(Stored records)

........

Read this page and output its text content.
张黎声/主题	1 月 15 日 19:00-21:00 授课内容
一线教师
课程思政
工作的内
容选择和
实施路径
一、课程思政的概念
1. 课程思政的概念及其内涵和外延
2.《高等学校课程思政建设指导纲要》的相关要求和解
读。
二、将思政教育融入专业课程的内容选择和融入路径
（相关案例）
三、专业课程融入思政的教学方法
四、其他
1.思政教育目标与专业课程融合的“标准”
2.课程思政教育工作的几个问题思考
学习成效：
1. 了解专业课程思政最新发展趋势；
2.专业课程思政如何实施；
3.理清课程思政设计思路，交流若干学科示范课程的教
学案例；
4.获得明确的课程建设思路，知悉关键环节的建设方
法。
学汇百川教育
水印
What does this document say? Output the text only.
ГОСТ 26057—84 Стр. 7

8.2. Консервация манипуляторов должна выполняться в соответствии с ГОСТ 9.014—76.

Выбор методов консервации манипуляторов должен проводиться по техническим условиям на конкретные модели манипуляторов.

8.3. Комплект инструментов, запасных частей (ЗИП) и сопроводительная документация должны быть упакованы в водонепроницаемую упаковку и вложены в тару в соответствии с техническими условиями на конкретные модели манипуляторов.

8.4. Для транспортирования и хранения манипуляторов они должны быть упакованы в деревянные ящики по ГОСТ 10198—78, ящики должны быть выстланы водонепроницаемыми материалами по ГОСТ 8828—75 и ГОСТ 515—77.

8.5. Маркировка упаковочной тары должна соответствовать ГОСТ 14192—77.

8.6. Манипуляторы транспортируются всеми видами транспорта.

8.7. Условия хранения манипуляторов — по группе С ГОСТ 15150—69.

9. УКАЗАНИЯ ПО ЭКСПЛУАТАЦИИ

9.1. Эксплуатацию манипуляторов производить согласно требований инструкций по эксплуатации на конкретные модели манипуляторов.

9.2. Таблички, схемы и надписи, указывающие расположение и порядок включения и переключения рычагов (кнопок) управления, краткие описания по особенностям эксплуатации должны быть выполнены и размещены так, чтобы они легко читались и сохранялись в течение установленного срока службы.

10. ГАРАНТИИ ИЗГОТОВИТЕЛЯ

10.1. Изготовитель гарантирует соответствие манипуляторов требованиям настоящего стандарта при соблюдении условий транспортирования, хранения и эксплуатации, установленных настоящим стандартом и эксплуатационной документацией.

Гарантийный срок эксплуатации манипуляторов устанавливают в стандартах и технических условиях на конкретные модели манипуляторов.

........

Working from the material above, retype it in its entirety without change.

#### ANSWER FOR THIS EXERCISE
Read this page and output its text content.
张黎声/主题	1 月 15 日 19:00-21:00 授课内容
一线教师
课程思政
工作的内
容选择和
实施路径
一、课程思政的概念
1. 课程思政的概念及其内涵和外延
2.《高等学校课程思政建设指导纲要》的相关要求和解
读。
二、将思政教育融入专业课程的内容选择和融入路径
（相关案例）
三、专业课程融入思政的教学方法
四、其他
1.思政教育目标与专业课程融合的“标准”
2.课程思政教育工作的几个问题思考
学习成效：
1. 了解专业课程思政最新发展趋势；
2.专业课程思政如何实施；
3.理清课程思政设计思路，交流若干学科示范课程的教
学案例；
4.获得明确的课程建设思路，知悉关键环节的建设方
法。
学汇百川教育
水印
What does this document say? Output the text only.
ГОСТ 26057—84 Стр. 7

8.2. Консервация манипуляторов должна выполняться в соответствии с ГОСТ 9.014—76.

Выбор методов консервации манипуляторов должен проводиться по техническим условиям на конкретные модели манипуляторов.

8.3. Комплект инструментов, запасных частей (ЗИП) и сопроводительная документация должны быть упакованы в водонепроницаемую упаковку и вложены в тару в соответствии с техническими условиями на конкретные модели манипуляторов.

8.4. Для транспортирования и хранения манипуляторов они должны быть упакованы в деревянные ящики по ГОСТ 10198—78, ящики должны быть выстланы водонепроницаемыми материалами по ГОСТ 8828—75 и ГОСТ 515—77.

8.5. Маркировка упаковочной тары должна соответствовать ГОСТ 14192—77.

8.6. Манипуляторы транспортируются всеми видами транспорта.

8.7. Условия хранения манипуляторов — по группе С ГОСТ 15150—69.

9. УКАЗАНИЯ ПО ЭКСПЛУАТАЦИИ

9.1. Эксплуатацию манипуляторов производить согласно требований инструкций по эксплуатации на конкретные модели манипуляторов.

9.2. Таблички, схемы и надписи, указывающие расположение и порядок включения и переключения рычагов (кнопок) управления, краткие описания по особенностям эксплуатации должны быть выполнены и размещены так, чтобы они легко читались и сохранялись в течение установленного срока службы.

10. ГАРАНТИИ ИЗГОТОВИТЕЛЯ

10.1. Изготовитель гарантирует соответствие манипуляторов требованиям настоящего стандарта при соблюдении условий транспортирования, хранения и эксплуатации, установленных настоящим стандартом и эксплуатационной документацией.

Гарантийный срок эксплуатации манипуляторов устанавливают в стандартах и технических условиях на конкретные модели манипуляторов.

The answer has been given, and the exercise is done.